Return the material exactly as supplied, apart from the pictures, which are omitted.

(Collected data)

----

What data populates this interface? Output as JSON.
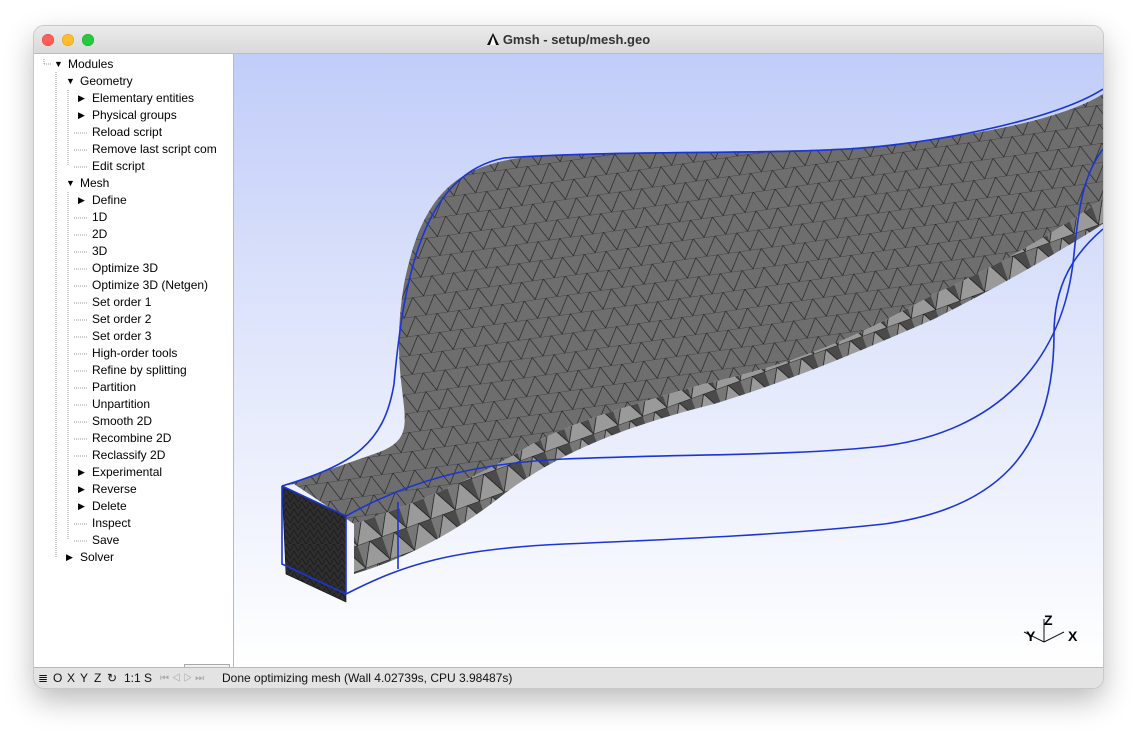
{
  "window": {
    "title": "Gmsh - setup/mesh.geo"
  },
  "tree": {
    "modules": "Modules",
    "geometry": {
      "label": "Geometry",
      "items": [
        "Elementary entities",
        "Physical groups",
        "Reload script",
        "Remove last script com",
        "Edit script"
      ]
    },
    "mesh": {
      "label": "Mesh",
      "items": [
        "Define",
        "1D",
        "2D",
        "3D",
        "Optimize 3D",
        "Optimize 3D (Netgen)",
        "Set order 1",
        "Set order 2",
        "Set order 3",
        "High-order tools",
        "Refine by splitting",
        "Partition",
        "Unpartition",
        "Smooth 2D",
        "Recombine 2D",
        "Reclassify 2D",
        "Experimental",
        "Reverse",
        "Delete",
        "Inspect",
        "Save"
      ]
    },
    "solver": "Solver"
  },
  "settings_button": {
    "icon": "gear-icon",
    "arrow": "▽"
  },
  "axes": {
    "z": "Z",
    "y": "Y",
    "x": "X"
  },
  "status": {
    "menu_icon": "≣",
    "o": "O",
    "x": "X",
    "y": "Y",
    "z": "Z",
    "rotate_icon": "↻",
    "scale": "1:1",
    "s": "S",
    "play_controls": "⏮ ◁ ▷ ⏭",
    "message": "Done optimizing mesh (Wall 4.02739s, CPU 3.98487s)"
  },
  "colors": {
    "boundary_blue": "#1a35d6",
    "mesh_gray": "#6b6b6b",
    "bg_top": "#c1cdf9"
  }
}
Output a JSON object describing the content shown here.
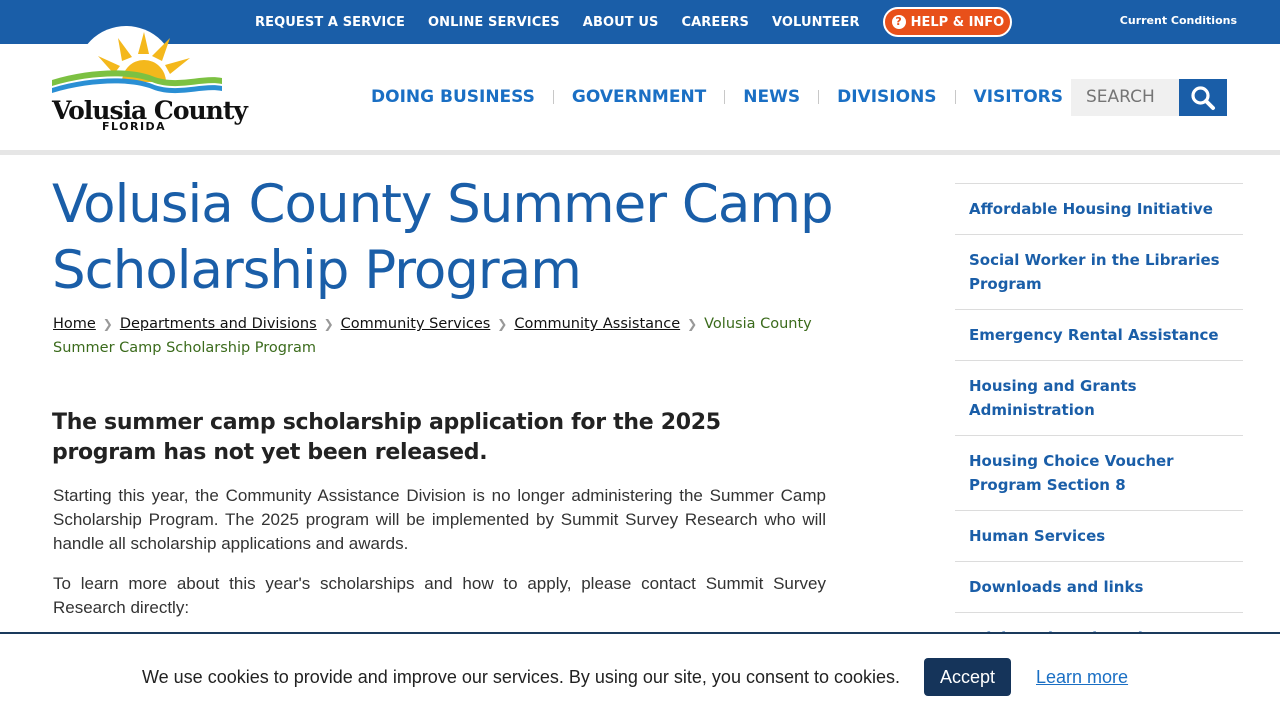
{
  "topbar": {
    "links": [
      "REQUEST A SERVICE",
      "ONLINE SERVICES",
      "ABOUT US",
      "CAREERS",
      "VOLUNTEER"
    ],
    "help_label": "HELP & INFO",
    "conditions_label": "Current Conditions"
  },
  "logo": {
    "name": "Volusia County",
    "sub": "FLORIDA"
  },
  "mainnav": {
    "items": [
      "DOING BUSINESS",
      "GOVERNMENT",
      "NEWS",
      "DIVISIONS",
      "VISITORS"
    ]
  },
  "search": {
    "placeholder": "SEARCH"
  },
  "page": {
    "title": "Volusia County Summer Camp Scholarship Program",
    "breadcrumb": [
      "Home",
      "Departments and Divisions",
      "Community Services",
      "Community Assistance"
    ],
    "breadcrumb_current": "Volusia County Summer Camp Scholarship Program",
    "notice": "The summer camp scholarship application for the 2025 program has not yet been released.",
    "para1": "Starting this year, the Community Assistance Division is no longer administering the Summer Camp Scholarship Program. The 2025 program will be implemented by Summit Survey Research who will handle all scholarship applications and awards.",
    "para2": "To learn more about this year's scholarships and how to apply, please contact Summit Survey Research directly:"
  },
  "sidebar": {
    "items": [
      "Affordable Housing Initiative",
      "Social Worker in the Libraries Program",
      "Emergency Rental Assistance",
      "Housing and Grants Administration",
      "Housing Choice Voucher Program Section 8",
      "Human Services",
      "Downloads and links",
      "Advisory boards and committees"
    ]
  },
  "cookie": {
    "text": "We use cookies to provide and improve our services. By using our site, you consent to cookies.",
    "accept_label": "Accept",
    "learn_more_label": "Learn more"
  },
  "colors": {
    "brand_blue": "#1a5ea8",
    "link_blue": "#1a6fc4",
    "help_orange": "#e8501a",
    "accept_navy": "#15345a",
    "breadcrumb_current_green": "#3b6b1c"
  }
}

----

Result:
What data populates this interface? Output as JSON.
{
  "window": {
    "title": "Gmsh - setup/mesh.geo"
  },
  "tree": {
    "modules": "Modules",
    "geometry": {
      "label": "Geometry",
      "items": [
        "Elementary entities",
        "Physical groups",
        "Reload script",
        "Remove last script com",
        "Edit script"
      ]
    },
    "mesh": {
      "label": "Mesh",
      "items": [
        "Define",
        "1D",
        "2D",
        "3D",
        "Optimize 3D",
        "Optimize 3D (Netgen)",
        "Set order 1",
        "Set order 2",
        "Set order 3",
        "High-order tools",
        "Refine by splitting",
        "Partition",
        "Unpartition",
        "Smooth 2D",
        "Recombine 2D",
        "Reclassify 2D",
        "Experimental",
        "Reverse",
        "Delete",
        "Inspect",
        "Save"
      ]
    },
    "solver": "Solver"
  },
  "settings_button": {
    "icon": "gear-icon",
    "arrow": "▽"
  },
  "axes": {
    "z": "Z",
    "y": "Y",
    "x": "X"
  },
  "status": {
    "menu_icon": "≣",
    "o": "O",
    "x": "X",
    "y": "Y",
    "z": "Z",
    "rotate_icon": "↻",
    "scale": "1:1",
    "s": "S",
    "play_controls": "⏮ ◁ ▷ ⏭",
    "message": "Done optimizing mesh (Wall 4.02739s, CPU 3.98487s)"
  },
  "colors": {
    "boundary_blue": "#1a35d6",
    "mesh_gray": "#6b6b6b",
    "bg_top": "#c1cdf9"
  }
}
Output a JSON object describing the content shown here.
{
  "topbar": {
    "links": [
      "REQUEST A SERVICE",
      "ONLINE SERVICES",
      "ABOUT US",
      "CAREERS",
      "VOLUNTEER"
    ],
    "help_label": "HELP & INFO",
    "conditions_label": "Current Conditions"
  },
  "logo": {
    "name": "Volusia County",
    "sub": "FLORIDA"
  },
  "mainnav": {
    "items": [
      "DOING BUSINESS",
      "GOVERNMENT",
      "NEWS",
      "DIVISIONS",
      "VISITORS"
    ]
  },
  "search": {
    "placeholder": "SEARCH"
  },
  "page": {
    "title": "Volusia County Summer Camp Scholarship Program",
    "breadcrumb": [
      "Home",
      "Departments and Divisions",
      "Community Services",
      "Community Assistance"
    ],
    "breadcrumb_current": "Volusia County Summer Camp Scholarship Program",
    "notice": "The summer camp scholarship application for the 2025 program has not yet been released.",
    "para1": "Starting this year, the Community Assistance Division is no longer administering the Summer Camp Scholarship Program. The 2025 program will be implemented by Summit Survey Research who will handle all scholarship applications and awards.",
    "para2": "To learn more about this year's scholarships and how to apply, please contact Summit Survey Research directly:"
  },
  "sidebar": {
    "items": [
      "Affordable Housing Initiative",
      "Social Worker in the Libraries Program",
      "Emergency Rental Assistance",
      "Housing and Grants Administration",
      "Housing Choice Voucher Program Section 8",
      "Human Services",
      "Downloads and links",
      "Advisory boards and committees"
    ]
  },
  "cookie": {
    "text": "We use cookies to provide and improve our services. By using our site, you consent to cookies.",
    "accept_label": "Accept",
    "learn_more_label": "Learn more"
  },
  "colors": {
    "brand_blue": "#1a5ea8",
    "link_blue": "#1a6fc4",
    "help_orange": "#e8501a",
    "accept_navy": "#15345a",
    "breadcrumb_current_green": "#3b6b1c"
  }
}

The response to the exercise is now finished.